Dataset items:
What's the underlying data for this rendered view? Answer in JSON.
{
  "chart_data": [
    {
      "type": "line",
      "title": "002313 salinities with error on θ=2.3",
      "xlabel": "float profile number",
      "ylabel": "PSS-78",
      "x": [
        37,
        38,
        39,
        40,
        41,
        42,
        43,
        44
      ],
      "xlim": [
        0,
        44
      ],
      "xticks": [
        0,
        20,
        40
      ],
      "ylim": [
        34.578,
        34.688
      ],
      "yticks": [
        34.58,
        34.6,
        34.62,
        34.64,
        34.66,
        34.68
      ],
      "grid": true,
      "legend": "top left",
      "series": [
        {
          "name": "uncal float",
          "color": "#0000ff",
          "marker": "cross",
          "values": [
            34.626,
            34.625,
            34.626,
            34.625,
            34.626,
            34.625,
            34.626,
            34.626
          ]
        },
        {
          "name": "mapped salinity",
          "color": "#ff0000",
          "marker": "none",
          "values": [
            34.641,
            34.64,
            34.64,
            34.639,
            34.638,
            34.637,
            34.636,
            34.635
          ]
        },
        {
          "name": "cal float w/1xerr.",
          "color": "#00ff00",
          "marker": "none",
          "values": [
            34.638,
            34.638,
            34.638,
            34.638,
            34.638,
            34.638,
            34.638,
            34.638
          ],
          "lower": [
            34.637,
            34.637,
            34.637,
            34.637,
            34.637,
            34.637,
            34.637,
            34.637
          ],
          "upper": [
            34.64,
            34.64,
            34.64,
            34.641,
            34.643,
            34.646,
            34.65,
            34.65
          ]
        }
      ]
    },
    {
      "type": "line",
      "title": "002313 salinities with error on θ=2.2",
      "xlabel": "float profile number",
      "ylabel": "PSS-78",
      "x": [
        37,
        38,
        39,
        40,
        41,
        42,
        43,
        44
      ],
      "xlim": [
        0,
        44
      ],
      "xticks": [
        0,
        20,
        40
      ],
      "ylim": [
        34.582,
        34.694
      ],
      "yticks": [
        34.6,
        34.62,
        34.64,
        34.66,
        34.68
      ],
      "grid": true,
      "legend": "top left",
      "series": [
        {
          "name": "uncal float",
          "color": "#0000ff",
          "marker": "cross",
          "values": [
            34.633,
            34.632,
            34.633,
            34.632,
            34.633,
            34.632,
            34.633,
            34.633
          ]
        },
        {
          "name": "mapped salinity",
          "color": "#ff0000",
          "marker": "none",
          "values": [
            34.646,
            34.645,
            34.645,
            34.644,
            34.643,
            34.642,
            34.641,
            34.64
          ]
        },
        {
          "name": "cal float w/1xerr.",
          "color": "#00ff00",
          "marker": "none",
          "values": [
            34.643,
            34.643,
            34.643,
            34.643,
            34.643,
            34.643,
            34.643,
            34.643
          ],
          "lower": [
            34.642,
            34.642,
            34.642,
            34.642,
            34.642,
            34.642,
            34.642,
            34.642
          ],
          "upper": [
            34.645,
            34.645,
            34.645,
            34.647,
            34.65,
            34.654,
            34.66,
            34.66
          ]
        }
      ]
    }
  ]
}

Direction: Every record above should be copied exactly.

Exercise response:
What's the underlying data for this rendered view? Answer in JSON.
{
  "chart_data": [
    {
      "type": "line",
      "title": "002313 salinities with error on θ=2.3",
      "xlabel": "float profile number",
      "ylabel": "PSS-78",
      "x": [
        37,
        38,
        39,
        40,
        41,
        42,
        43,
        44
      ],
      "xlim": [
        0,
        44
      ],
      "xticks": [
        0,
        20,
        40
      ],
      "ylim": [
        34.578,
        34.688
      ],
      "yticks": [
        34.58,
        34.6,
        34.62,
        34.64,
        34.66,
        34.68
      ],
      "grid": true,
      "legend": "top left",
      "series": [
        {
          "name": "uncal float",
          "color": "#0000ff",
          "marker": "cross",
          "values": [
            34.626,
            34.625,
            34.626,
            34.625,
            34.626,
            34.625,
            34.626,
            34.626
          ]
        },
        {
          "name": "mapped salinity",
          "color": "#ff0000",
          "marker": "none",
          "values": [
            34.641,
            34.64,
            34.64,
            34.639,
            34.638,
            34.637,
            34.636,
            34.635
          ]
        },
        {
          "name": "cal float w/1xerr.",
          "color": "#00ff00",
          "marker": "none",
          "values": [
            34.638,
            34.638,
            34.638,
            34.638,
            34.638,
            34.638,
            34.638,
            34.638
          ],
          "lower": [
            34.637,
            34.637,
            34.637,
            34.637,
            34.637,
            34.637,
            34.637,
            34.637
          ],
          "upper": [
            34.64,
            34.64,
            34.64,
            34.641,
            34.643,
            34.646,
            34.65,
            34.65
          ]
        }
      ]
    },
    {
      "type": "line",
      "title": "002313 salinities with error on θ=2.2",
      "xlabel": "float profile number",
      "ylabel": "PSS-78",
      "x": [
        37,
        38,
        39,
        40,
        41,
        42,
        43,
        44
      ],
      "xlim": [
        0,
        44
      ],
      "xticks": [
        0,
        20,
        40
      ],
      "ylim": [
        34.582,
        34.694
      ],
      "yticks": [
        34.6,
        34.62,
        34.64,
        34.66,
        34.68
      ],
      "grid": true,
      "legend": "top left",
      "series": [
        {
          "name": "uncal float",
          "color": "#0000ff",
          "marker": "cross",
          "values": [
            34.633,
            34.632,
            34.633,
            34.632,
            34.633,
            34.632,
            34.633,
            34.633
          ]
        },
        {
          "name": "mapped salinity",
          "color": "#ff0000",
          "marker": "none",
          "values": [
            34.646,
            34.645,
            34.645,
            34.644,
            34.643,
            34.642,
            34.641,
            34.64
          ]
        },
        {
          "name": "cal float w/1xerr.",
          "color": "#00ff00",
          "marker": "none",
          "values": [
            34.643,
            34.643,
            34.643,
            34.643,
            34.643,
            34.643,
            34.643,
            34.643
          ],
          "lower": [
            34.642,
            34.642,
            34.642,
            34.642,
            34.642,
            34.642,
            34.642,
            34.642
          ],
          "upper": [
            34.645,
            34.645,
            34.645,
            34.647,
            34.65,
            34.654,
            34.66,
            34.66
          ]
        }
      ]
    }
  ]
}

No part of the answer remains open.